[start]
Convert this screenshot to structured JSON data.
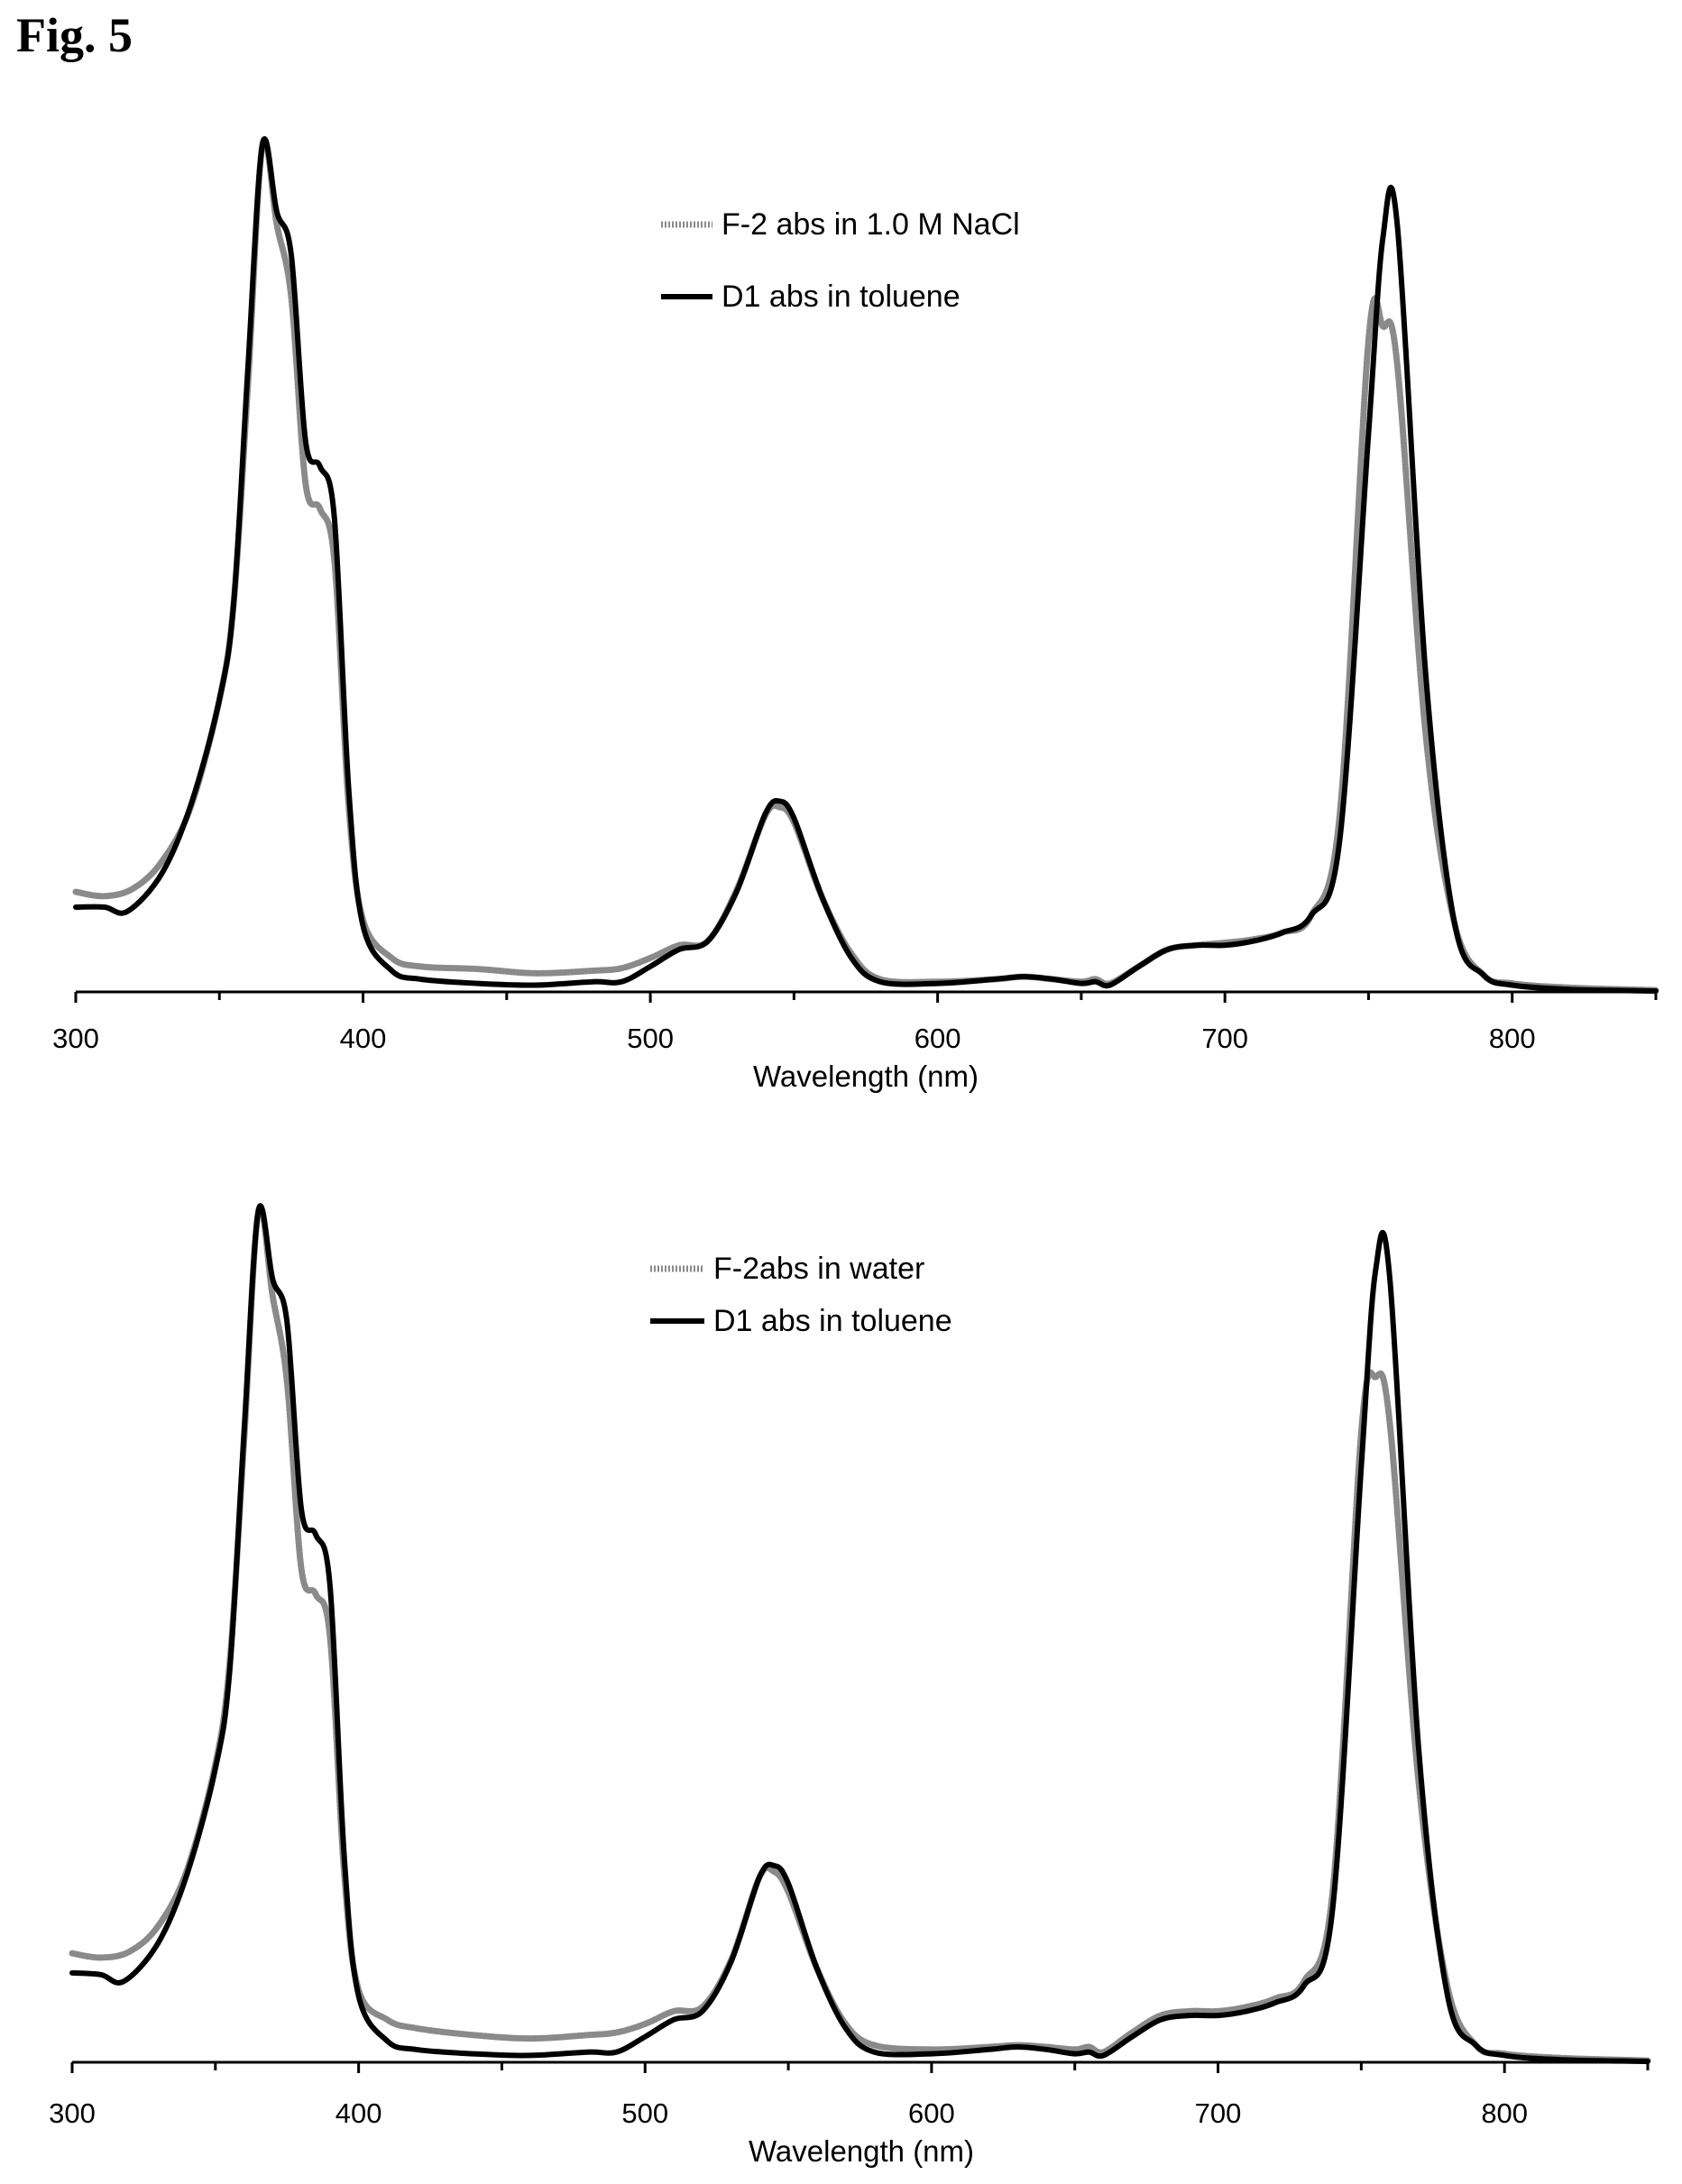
{
  "figure_label": "Fig. 5",
  "chart_data": [
    {
      "type": "line",
      "xlabel": "Wavelength (nm)",
      "ylabel": "",
      "xlim": [
        300,
        850
      ],
      "ylim": [
        0,
        1.0
      ],
      "x_ticks": [
        300,
        400,
        500,
        600,
        700,
        800
      ],
      "x_minor_ticks": [
        350,
        450,
        550,
        650,
        750,
        850
      ],
      "y_axis_shown": false,
      "grid": false,
      "legend_position": "top-center",
      "series": [
        {
          "name": "F-2 abs in 1.0 M NaCl",
          "style": "dashed-gray",
          "color": "#8a8a8a",
          "x": [
            300,
            310,
            320,
            330,
            340,
            350,
            355,
            360,
            365,
            370,
            375,
            380,
            385,
            390,
            395,
            400,
            410,
            420,
            440,
            460,
            480,
            490,
            500,
            510,
            520,
            530,
            540,
            545,
            550,
            560,
            570,
            580,
            600,
            620,
            630,
            640,
            650,
            655,
            660,
            670,
            680,
            690,
            700,
            710,
            720,
            730,
            740,
            750,
            755,
            760,
            770,
            780,
            790,
            800,
            820,
            850
          ],
          "y": [
            0.118,
            0.113,
            0.122,
            0.154,
            0.218,
            0.345,
            0.46,
            0.72,
            1.0,
            0.905,
            0.82,
            0.6,
            0.57,
            0.51,
            0.22,
            0.085,
            0.04,
            0.03,
            0.027,
            0.022,
            0.025,
            0.028,
            0.04,
            0.055,
            0.06,
            0.12,
            0.208,
            0.218,
            0.2,
            0.11,
            0.045,
            0.015,
            0.012,
            0.015,
            0.018,
            0.015,
            0.012,
            0.015,
            0.01,
            0.03,
            0.05,
            0.055,
            0.058,
            0.062,
            0.07,
            0.09,
            0.21,
            0.77,
            0.785,
            0.74,
            0.3,
            0.08,
            0.02,
            0.01,
            0.005,
            0.002
          ]
        },
        {
          "name": "D1 abs in toluene",
          "style": "solid-black",
          "color": "#000000",
          "x": [
            300,
            310,
            318,
            330,
            340,
            350,
            355,
            360,
            365,
            370,
            375,
            380,
            385,
            390,
            395,
            400,
            410,
            420,
            440,
            460,
            480,
            490,
            500,
            510,
            520,
            530,
            540,
            545,
            550,
            560,
            570,
            580,
            600,
            620,
            630,
            640,
            650,
            655,
            660,
            670,
            680,
            690,
            700,
            710,
            720,
            730,
            740,
            750,
            755,
            760,
            770,
            780,
            790,
            800,
            820,
            850
          ],
          "y": [
            0.1,
            0.1,
            0.095,
            0.14,
            0.22,
            0.345,
            0.46,
            0.74,
            1.0,
            0.92,
            0.87,
            0.65,
            0.62,
            0.56,
            0.24,
            0.078,
            0.025,
            0.015,
            0.01,
            0.008,
            0.012,
            0.012,
            0.03,
            0.05,
            0.06,
            0.118,
            0.21,
            0.225,
            0.205,
            0.11,
            0.04,
            0.012,
            0.01,
            0.015,
            0.018,
            0.015,
            0.01,
            0.012,
            0.008,
            0.03,
            0.05,
            0.055,
            0.055,
            0.06,
            0.07,
            0.09,
            0.18,
            0.66,
            0.89,
            0.905,
            0.37,
            0.08,
            0.02,
            0.008,
            0.003,
            0.001
          ]
        }
      ]
    },
    {
      "type": "line",
      "xlabel": "Wavelength (nm)",
      "ylabel": "",
      "xlim": [
        300,
        850
      ],
      "ylim": [
        0,
        1.0
      ],
      "x_ticks": [
        300,
        400,
        500,
        600,
        700,
        800
      ],
      "x_minor_ticks": [
        350,
        450,
        550,
        650,
        750,
        850
      ],
      "y_axis_shown": false,
      "grid": false,
      "legend_position": "top-center",
      "series": [
        {
          "name": "F-2abs in water",
          "style": "dashed-gray",
          "color": "#8a8a8a",
          "x": [
            300,
            310,
            320,
            330,
            340,
            350,
            355,
            360,
            365,
            370,
            375,
            380,
            385,
            390,
            395,
            400,
            410,
            420,
            440,
            460,
            480,
            490,
            500,
            510,
            520,
            530,
            540,
            545,
            550,
            560,
            570,
            580,
            600,
            620,
            630,
            640,
            650,
            655,
            660,
            670,
            680,
            690,
            700,
            710,
            720,
            730,
            740,
            750,
            755,
            760,
            770,
            780,
            790,
            800,
            820,
            850
          ],
          "y": [
            0.128,
            0.123,
            0.13,
            0.16,
            0.225,
            0.35,
            0.47,
            0.73,
            1.0,
            0.9,
            0.8,
            0.58,
            0.55,
            0.5,
            0.22,
            0.085,
            0.05,
            0.04,
            0.032,
            0.028,
            0.032,
            0.035,
            0.045,
            0.06,
            0.065,
            0.12,
            0.218,
            0.224,
            0.2,
            0.11,
            0.045,
            0.02,
            0.015,
            0.018,
            0.02,
            0.018,
            0.015,
            0.018,
            0.012,
            0.035,
            0.055,
            0.06,
            0.06,
            0.065,
            0.075,
            0.095,
            0.2,
            0.74,
            0.805,
            0.75,
            0.33,
            0.09,
            0.02,
            0.01,
            0.005,
            0.002
          ]
        },
        {
          "name": "D1 abs in toluene",
          "style": "solid-black",
          "color": "#000000",
          "x": [
            300,
            310,
            318,
            330,
            340,
            350,
            355,
            360,
            365,
            370,
            375,
            380,
            385,
            390,
            395,
            400,
            410,
            420,
            440,
            460,
            480,
            490,
            500,
            510,
            520,
            530,
            540,
            545,
            550,
            560,
            570,
            580,
            600,
            620,
            630,
            640,
            650,
            655,
            660,
            670,
            680,
            690,
            700,
            710,
            720,
            730,
            740,
            750,
            755,
            760,
            770,
            780,
            790,
            800,
            820,
            850
          ],
          "y": [
            0.105,
            0.103,
            0.095,
            0.14,
            0.22,
            0.345,
            0.46,
            0.74,
            1.0,
            0.92,
            0.87,
            0.65,
            0.62,
            0.56,
            0.24,
            0.078,
            0.025,
            0.015,
            0.01,
            0.008,
            0.012,
            0.012,
            0.03,
            0.05,
            0.06,
            0.118,
            0.218,
            0.231,
            0.21,
            0.11,
            0.04,
            0.012,
            0.01,
            0.015,
            0.018,
            0.015,
            0.01,
            0.012,
            0.008,
            0.03,
            0.05,
            0.055,
            0.055,
            0.06,
            0.07,
            0.09,
            0.18,
            0.7,
            0.93,
            0.92,
            0.37,
            0.08,
            0.02,
            0.008,
            0.003,
            0.001
          ]
        }
      ]
    }
  ]
}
[end]
* [PROBLEM REQUIREMENTS]: Retype each entry precisely. Skip images entirely.

* [TASK OUTPUT]:
Convert this screenshot to structured JSON data.
{
  "figure_label": "Fig. 5",
  "chart_data": [
    {
      "type": "line",
      "xlabel": "Wavelength (nm)",
      "ylabel": "",
      "xlim": [
        300,
        850
      ],
      "ylim": [
        0,
        1.0
      ],
      "x_ticks": [
        300,
        400,
        500,
        600,
        700,
        800
      ],
      "x_minor_ticks": [
        350,
        450,
        550,
        650,
        750,
        850
      ],
      "y_axis_shown": false,
      "grid": false,
      "legend_position": "top-center",
      "series": [
        {
          "name": "F-2 abs in 1.0 M NaCl",
          "style": "dashed-gray",
          "color": "#8a8a8a",
          "x": [
            300,
            310,
            320,
            330,
            340,
            350,
            355,
            360,
            365,
            370,
            375,
            380,
            385,
            390,
            395,
            400,
            410,
            420,
            440,
            460,
            480,
            490,
            500,
            510,
            520,
            530,
            540,
            545,
            550,
            560,
            570,
            580,
            600,
            620,
            630,
            640,
            650,
            655,
            660,
            670,
            680,
            690,
            700,
            710,
            720,
            730,
            740,
            750,
            755,
            760,
            770,
            780,
            790,
            800,
            820,
            850
          ],
          "y": [
            0.118,
            0.113,
            0.122,
            0.154,
            0.218,
            0.345,
            0.46,
            0.72,
            1.0,
            0.905,
            0.82,
            0.6,
            0.57,
            0.51,
            0.22,
            0.085,
            0.04,
            0.03,
            0.027,
            0.022,
            0.025,
            0.028,
            0.04,
            0.055,
            0.06,
            0.12,
            0.208,
            0.218,
            0.2,
            0.11,
            0.045,
            0.015,
            0.012,
            0.015,
            0.018,
            0.015,
            0.012,
            0.015,
            0.01,
            0.03,
            0.05,
            0.055,
            0.058,
            0.062,
            0.07,
            0.09,
            0.21,
            0.77,
            0.785,
            0.74,
            0.3,
            0.08,
            0.02,
            0.01,
            0.005,
            0.002
          ]
        },
        {
          "name": "D1 abs in toluene",
          "style": "solid-black",
          "color": "#000000",
          "x": [
            300,
            310,
            318,
            330,
            340,
            350,
            355,
            360,
            365,
            370,
            375,
            380,
            385,
            390,
            395,
            400,
            410,
            420,
            440,
            460,
            480,
            490,
            500,
            510,
            520,
            530,
            540,
            545,
            550,
            560,
            570,
            580,
            600,
            620,
            630,
            640,
            650,
            655,
            660,
            670,
            680,
            690,
            700,
            710,
            720,
            730,
            740,
            750,
            755,
            760,
            770,
            780,
            790,
            800,
            820,
            850
          ],
          "y": [
            0.1,
            0.1,
            0.095,
            0.14,
            0.22,
            0.345,
            0.46,
            0.74,
            1.0,
            0.92,
            0.87,
            0.65,
            0.62,
            0.56,
            0.24,
            0.078,
            0.025,
            0.015,
            0.01,
            0.008,
            0.012,
            0.012,
            0.03,
            0.05,
            0.06,
            0.118,
            0.21,
            0.225,
            0.205,
            0.11,
            0.04,
            0.012,
            0.01,
            0.015,
            0.018,
            0.015,
            0.01,
            0.012,
            0.008,
            0.03,
            0.05,
            0.055,
            0.055,
            0.06,
            0.07,
            0.09,
            0.18,
            0.66,
            0.89,
            0.905,
            0.37,
            0.08,
            0.02,
            0.008,
            0.003,
            0.001
          ]
        }
      ]
    },
    {
      "type": "line",
      "xlabel": "Wavelength (nm)",
      "ylabel": "",
      "xlim": [
        300,
        850
      ],
      "ylim": [
        0,
        1.0
      ],
      "x_ticks": [
        300,
        400,
        500,
        600,
        700,
        800
      ],
      "x_minor_ticks": [
        350,
        450,
        550,
        650,
        750,
        850
      ],
      "y_axis_shown": false,
      "grid": false,
      "legend_position": "top-center",
      "series": [
        {
          "name": "F-2abs in water",
          "style": "dashed-gray",
          "color": "#8a8a8a",
          "x": [
            300,
            310,
            320,
            330,
            340,
            350,
            355,
            360,
            365,
            370,
            375,
            380,
            385,
            390,
            395,
            400,
            410,
            420,
            440,
            460,
            480,
            490,
            500,
            510,
            520,
            530,
            540,
            545,
            550,
            560,
            570,
            580,
            600,
            620,
            630,
            640,
            650,
            655,
            660,
            670,
            680,
            690,
            700,
            710,
            720,
            730,
            740,
            750,
            755,
            760,
            770,
            780,
            790,
            800,
            820,
            850
          ],
          "y": [
            0.128,
            0.123,
            0.13,
            0.16,
            0.225,
            0.35,
            0.47,
            0.73,
            1.0,
            0.9,
            0.8,
            0.58,
            0.55,
            0.5,
            0.22,
            0.085,
            0.05,
            0.04,
            0.032,
            0.028,
            0.032,
            0.035,
            0.045,
            0.06,
            0.065,
            0.12,
            0.218,
            0.224,
            0.2,
            0.11,
            0.045,
            0.02,
            0.015,
            0.018,
            0.02,
            0.018,
            0.015,
            0.018,
            0.012,
            0.035,
            0.055,
            0.06,
            0.06,
            0.065,
            0.075,
            0.095,
            0.2,
            0.74,
            0.805,
            0.75,
            0.33,
            0.09,
            0.02,
            0.01,
            0.005,
            0.002
          ]
        },
        {
          "name": "D1 abs in toluene",
          "style": "solid-black",
          "color": "#000000",
          "x": [
            300,
            310,
            318,
            330,
            340,
            350,
            355,
            360,
            365,
            370,
            375,
            380,
            385,
            390,
            395,
            400,
            410,
            420,
            440,
            460,
            480,
            490,
            500,
            510,
            520,
            530,
            540,
            545,
            550,
            560,
            570,
            580,
            600,
            620,
            630,
            640,
            650,
            655,
            660,
            670,
            680,
            690,
            700,
            710,
            720,
            730,
            740,
            750,
            755,
            760,
            770,
            780,
            790,
            800,
            820,
            850
          ],
          "y": [
            0.105,
            0.103,
            0.095,
            0.14,
            0.22,
            0.345,
            0.46,
            0.74,
            1.0,
            0.92,
            0.87,
            0.65,
            0.62,
            0.56,
            0.24,
            0.078,
            0.025,
            0.015,
            0.01,
            0.008,
            0.012,
            0.012,
            0.03,
            0.05,
            0.06,
            0.118,
            0.218,
            0.231,
            0.21,
            0.11,
            0.04,
            0.012,
            0.01,
            0.015,
            0.018,
            0.015,
            0.01,
            0.012,
            0.008,
            0.03,
            0.05,
            0.055,
            0.055,
            0.06,
            0.07,
            0.09,
            0.18,
            0.7,
            0.93,
            0.92,
            0.37,
            0.08,
            0.02,
            0.008,
            0.003,
            0.001
          ]
        }
      ]
    }
  ]
}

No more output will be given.